• INFORMATION PROVIDED
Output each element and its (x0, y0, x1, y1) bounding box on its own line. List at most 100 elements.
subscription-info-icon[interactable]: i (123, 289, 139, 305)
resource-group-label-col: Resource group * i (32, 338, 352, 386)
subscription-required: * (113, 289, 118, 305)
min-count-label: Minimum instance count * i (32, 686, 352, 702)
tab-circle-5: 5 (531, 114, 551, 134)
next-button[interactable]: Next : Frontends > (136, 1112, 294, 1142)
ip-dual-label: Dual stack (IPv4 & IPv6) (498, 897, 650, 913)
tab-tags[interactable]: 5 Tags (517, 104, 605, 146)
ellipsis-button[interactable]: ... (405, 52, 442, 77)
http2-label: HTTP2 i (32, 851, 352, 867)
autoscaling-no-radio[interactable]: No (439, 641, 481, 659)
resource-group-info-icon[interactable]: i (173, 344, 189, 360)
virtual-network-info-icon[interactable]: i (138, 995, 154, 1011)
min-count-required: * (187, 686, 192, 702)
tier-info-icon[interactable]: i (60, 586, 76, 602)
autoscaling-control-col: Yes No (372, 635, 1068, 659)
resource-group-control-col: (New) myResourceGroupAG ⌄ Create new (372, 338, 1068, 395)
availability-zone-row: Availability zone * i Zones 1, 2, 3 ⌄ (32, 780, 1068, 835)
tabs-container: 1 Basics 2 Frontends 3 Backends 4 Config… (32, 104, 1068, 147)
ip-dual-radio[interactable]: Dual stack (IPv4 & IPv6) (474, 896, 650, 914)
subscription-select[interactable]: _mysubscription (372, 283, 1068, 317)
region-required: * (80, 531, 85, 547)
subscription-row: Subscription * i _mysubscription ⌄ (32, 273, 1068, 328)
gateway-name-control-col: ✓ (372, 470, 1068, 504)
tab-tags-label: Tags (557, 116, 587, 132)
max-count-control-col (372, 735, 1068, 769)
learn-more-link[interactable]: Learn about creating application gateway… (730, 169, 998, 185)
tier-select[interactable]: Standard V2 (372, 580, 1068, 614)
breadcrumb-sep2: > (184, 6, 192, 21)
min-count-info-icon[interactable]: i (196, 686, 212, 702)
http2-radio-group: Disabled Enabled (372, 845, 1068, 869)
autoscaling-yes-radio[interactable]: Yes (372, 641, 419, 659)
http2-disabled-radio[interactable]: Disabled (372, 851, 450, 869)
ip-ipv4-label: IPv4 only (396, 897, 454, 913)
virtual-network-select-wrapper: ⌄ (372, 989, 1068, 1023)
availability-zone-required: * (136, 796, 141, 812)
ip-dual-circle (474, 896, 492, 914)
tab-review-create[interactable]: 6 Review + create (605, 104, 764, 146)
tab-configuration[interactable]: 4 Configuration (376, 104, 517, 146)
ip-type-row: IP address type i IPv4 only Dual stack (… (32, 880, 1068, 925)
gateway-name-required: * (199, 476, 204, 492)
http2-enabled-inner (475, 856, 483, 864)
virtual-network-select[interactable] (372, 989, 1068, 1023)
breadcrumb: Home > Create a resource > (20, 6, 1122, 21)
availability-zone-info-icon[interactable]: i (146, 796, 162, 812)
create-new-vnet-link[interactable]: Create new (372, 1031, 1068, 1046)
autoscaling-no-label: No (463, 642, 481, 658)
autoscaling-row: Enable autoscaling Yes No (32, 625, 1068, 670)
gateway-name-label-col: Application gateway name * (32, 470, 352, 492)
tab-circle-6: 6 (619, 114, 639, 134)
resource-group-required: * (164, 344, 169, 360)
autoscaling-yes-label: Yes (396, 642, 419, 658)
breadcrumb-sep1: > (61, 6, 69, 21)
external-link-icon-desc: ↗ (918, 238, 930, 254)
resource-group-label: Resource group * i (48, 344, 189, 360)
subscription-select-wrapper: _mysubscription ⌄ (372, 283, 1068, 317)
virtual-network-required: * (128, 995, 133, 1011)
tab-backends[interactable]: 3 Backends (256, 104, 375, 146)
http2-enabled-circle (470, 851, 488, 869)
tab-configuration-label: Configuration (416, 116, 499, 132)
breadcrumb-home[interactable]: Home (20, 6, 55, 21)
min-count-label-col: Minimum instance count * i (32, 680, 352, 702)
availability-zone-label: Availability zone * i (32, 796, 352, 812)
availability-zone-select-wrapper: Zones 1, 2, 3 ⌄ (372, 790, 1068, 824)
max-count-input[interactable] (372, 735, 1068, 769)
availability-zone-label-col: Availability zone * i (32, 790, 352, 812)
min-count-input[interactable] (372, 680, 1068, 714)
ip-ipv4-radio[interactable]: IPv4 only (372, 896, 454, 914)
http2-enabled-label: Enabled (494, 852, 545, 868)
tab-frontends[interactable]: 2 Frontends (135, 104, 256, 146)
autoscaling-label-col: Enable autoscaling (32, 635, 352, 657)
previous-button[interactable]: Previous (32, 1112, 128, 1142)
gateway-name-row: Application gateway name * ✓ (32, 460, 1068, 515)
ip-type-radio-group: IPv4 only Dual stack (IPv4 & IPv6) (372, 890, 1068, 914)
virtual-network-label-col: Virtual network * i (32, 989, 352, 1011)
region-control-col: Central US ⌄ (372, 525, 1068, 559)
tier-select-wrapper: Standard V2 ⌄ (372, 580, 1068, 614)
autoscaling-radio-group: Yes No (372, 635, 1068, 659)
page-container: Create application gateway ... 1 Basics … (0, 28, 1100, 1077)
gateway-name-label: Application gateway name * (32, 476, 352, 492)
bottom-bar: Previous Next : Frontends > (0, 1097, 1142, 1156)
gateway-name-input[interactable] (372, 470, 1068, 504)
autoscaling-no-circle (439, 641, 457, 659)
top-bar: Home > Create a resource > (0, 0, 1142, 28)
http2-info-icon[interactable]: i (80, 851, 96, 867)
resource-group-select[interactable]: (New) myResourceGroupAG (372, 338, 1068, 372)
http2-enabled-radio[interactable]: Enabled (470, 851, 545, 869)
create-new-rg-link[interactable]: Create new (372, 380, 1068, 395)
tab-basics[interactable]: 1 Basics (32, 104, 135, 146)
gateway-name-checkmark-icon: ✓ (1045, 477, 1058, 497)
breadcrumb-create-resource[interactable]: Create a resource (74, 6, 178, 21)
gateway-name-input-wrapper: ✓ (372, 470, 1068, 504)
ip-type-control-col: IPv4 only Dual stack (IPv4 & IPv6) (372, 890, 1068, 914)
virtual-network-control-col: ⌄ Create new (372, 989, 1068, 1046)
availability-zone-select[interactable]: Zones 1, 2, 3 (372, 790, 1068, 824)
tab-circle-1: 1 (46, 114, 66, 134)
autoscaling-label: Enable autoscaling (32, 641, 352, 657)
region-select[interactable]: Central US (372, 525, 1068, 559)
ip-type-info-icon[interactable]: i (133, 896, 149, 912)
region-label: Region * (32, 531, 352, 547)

• SHORT EXERCISE
Reproduce the listing above word for word, keeping every line unchanged.

• ANSWER FOR THE TASK
Output each element and its (x0, y0, x1, y1) bounding box on its own line. List at most 100 elements.
subscription-info-icon[interactable]: i (123, 289, 139, 305)
resource-group-label-col: Resource group * i (32, 338, 352, 386)
subscription-required: * (113, 289, 118, 305)
min-count-label: Minimum instance count * i (32, 686, 352, 702)
tab-circle-5: 5 (531, 114, 551, 134)
next-button[interactable]: Next : Frontends > (136, 1112, 294, 1142)
ip-dual-label: Dual stack (IPv4 & IPv6) (498, 897, 650, 913)
tab-tags[interactable]: 5 Tags (517, 104, 605, 146)
ellipsis-button[interactable]: ... (405, 52, 442, 77)
http2-label: HTTP2 i (32, 851, 352, 867)
autoscaling-no-radio[interactable]: No (439, 641, 481, 659)
resource-group-info-icon[interactable]: i (173, 344, 189, 360)
virtual-network-info-icon[interactable]: i (138, 995, 154, 1011)
min-count-required: * (187, 686, 192, 702)
tier-info-icon[interactable]: i (60, 586, 76, 602)
autoscaling-control-col: Yes No (372, 635, 1068, 659)
resource-group-control-col: (New) myResourceGroupAG ⌄ Create new (372, 338, 1068, 395)
availability-zone-row: Availability zone * i Zones 1, 2, 3 ⌄ (32, 780, 1068, 835)
tabs-container: 1 Basics 2 Frontends 3 Backends 4 Config… (32, 104, 1068, 147)
ip-dual-radio[interactable]: Dual stack (IPv4 & IPv6) (474, 896, 650, 914)
subscription-select[interactable]: _mysubscription (372, 283, 1068, 317)
region-required: * (80, 531, 85, 547)
subscription-row: Subscription * i _mysubscription ⌄ (32, 273, 1068, 328)
gateway-name-control-col: ✓ (372, 470, 1068, 504)
tab-tags-label: Tags (557, 116, 587, 132)
max-count-control-col (372, 735, 1068, 769)
learn-more-link[interactable]: Learn about creating application gateway… (730, 169, 998, 185)
tier-select[interactable]: Standard V2 (372, 580, 1068, 614)
breadcrumb-sep2: > (184, 6, 192, 21)
min-count-info-icon[interactable]: i (196, 686, 212, 702)
http2-radio-group: Disabled Enabled (372, 845, 1068, 869)
autoscaling-yes-radio[interactable]: Yes (372, 641, 419, 659)
http2-disabled-radio[interactable]: Disabled (372, 851, 450, 869)
ip-ipv4-label: IPv4 only (396, 897, 454, 913)
virtual-network-select-wrapper: ⌄ (372, 989, 1068, 1023)
availability-zone-required: * (136, 796, 141, 812)
ip-dual-circle (474, 896, 492, 914)
tab-review-create[interactable]: 6 Review + create (605, 104, 764, 146)
tab-configuration[interactable]: 4 Configuration (376, 104, 517, 146)
ip-type-row: IP address type i IPv4 only Dual stack (… (32, 880, 1068, 925)
gateway-name-required: * (199, 476, 204, 492)
http2-enabled-inner (475, 856, 483, 864)
virtual-network-select[interactable] (372, 989, 1068, 1023)
breadcrumb: Home > Create a resource > (20, 6, 1122, 21)
availability-zone-info-icon[interactable]: i (146, 796, 162, 812)
create-new-vnet-link[interactable]: Create new (372, 1031, 1068, 1046)
autoscaling-no-label: No (463, 642, 481, 658)
autoscaling-row: Enable autoscaling Yes No (32, 625, 1068, 670)
gateway-name-label-col: Application gateway name * (32, 470, 352, 492)
tab-circle-6: 6 (619, 114, 639, 134)
resource-group-required: * (164, 344, 169, 360)
autoscaling-yes-label: Yes (396, 642, 419, 658)
breadcrumb-sep1: > (61, 6, 69, 21)
external-link-icon-desc: ↗ (918, 238, 930, 254)
resource-group-label: Resource group * i (48, 344, 189, 360)
subscription-select-wrapper: _mysubscription ⌄ (372, 283, 1068, 317)
virtual-network-required: * (128, 995, 133, 1011)
tab-backends[interactable]: 3 Backends (256, 104, 375, 146)
http2-enabled-circle (470, 851, 488, 869)
tab-configuration-label: Configuration (416, 116, 499, 132)
breadcrumb-home[interactable]: Home (20, 6, 55, 21)
min-count-label-col: Minimum instance count * i (32, 680, 352, 702)
availability-zone-label: Availability zone * i (32, 796, 352, 812)
availability-zone-select-wrapper: Zones 1, 2, 3 ⌄ (372, 790, 1068, 824)
max-count-input[interactable] (372, 735, 1068, 769)
availability-zone-label-col: Availability zone * i (32, 790, 352, 812)
min-count-input[interactable] (372, 680, 1068, 714)
ip-ipv4-radio[interactable]: IPv4 only (372, 896, 454, 914)
http2-enabled-label: Enabled (494, 852, 545, 868)
tab-frontends[interactable]: 2 Frontends (135, 104, 256, 146)
autoscaling-label-col: Enable autoscaling (32, 635, 352, 657)
previous-button[interactable]: Previous (32, 1112, 128, 1142)
gateway-name-row: Application gateway name * ✓ (32, 460, 1068, 515)
ip-type-radio-group: IPv4 only Dual stack (IPv4 & IPv6) (372, 890, 1068, 914)
virtual-network-label-col: Virtual network * i (32, 989, 352, 1011)
region-control-col: Central US ⌄ (372, 525, 1068, 559)
tier-select-wrapper: Standard V2 ⌄ (372, 580, 1068, 614)
autoscaling-radio-group: Yes No (372, 635, 1068, 659)
page-container: Create application gateway ... 1 Basics … (0, 28, 1100, 1077)
gateway-name-label: Application gateway name * (32, 476, 352, 492)
bottom-bar: Previous Next : Frontends > (0, 1097, 1142, 1156)
gateway-name-input[interactable] (372, 470, 1068, 504)
autoscaling-no-circle (439, 641, 457, 659)
top-bar: Home > Create a resource > (0, 0, 1142, 28)
http2-info-icon[interactable]: i (80, 851, 96, 867)
resource-group-select[interactable]: (New) myResourceGroupAG (372, 338, 1068, 372)
http2-enabled-radio[interactable]: Enabled (470, 851, 545, 869)
create-new-rg-link[interactable]: Create new (372, 380, 1068, 395)
tab-basics[interactable]: 1 Basics (32, 104, 135, 146)
gateway-name-checkmark-icon: ✓ (1045, 477, 1058, 497)
breadcrumb-create-resource[interactable]: Create a resource (74, 6, 178, 21)
gateway-name-input-wrapper: ✓ (372, 470, 1068, 504)
ip-type-control-col: IPv4 only Dual stack (IPv4 & IPv6) (372, 890, 1068, 914)
virtual-network-control-col: ⌄ Create new (372, 989, 1068, 1046)
availability-zone-select[interactable]: Zones 1, 2, 3 (372, 790, 1068, 824)
tab-circle-1: 1 (46, 114, 66, 134)
autoscaling-label: Enable autoscaling (32, 641, 352, 657)
region-select[interactable]: Central US (372, 525, 1068, 559)
ip-type-info-icon[interactable]: i (133, 896, 149, 912)
region-label: Region * (32, 531, 352, 547)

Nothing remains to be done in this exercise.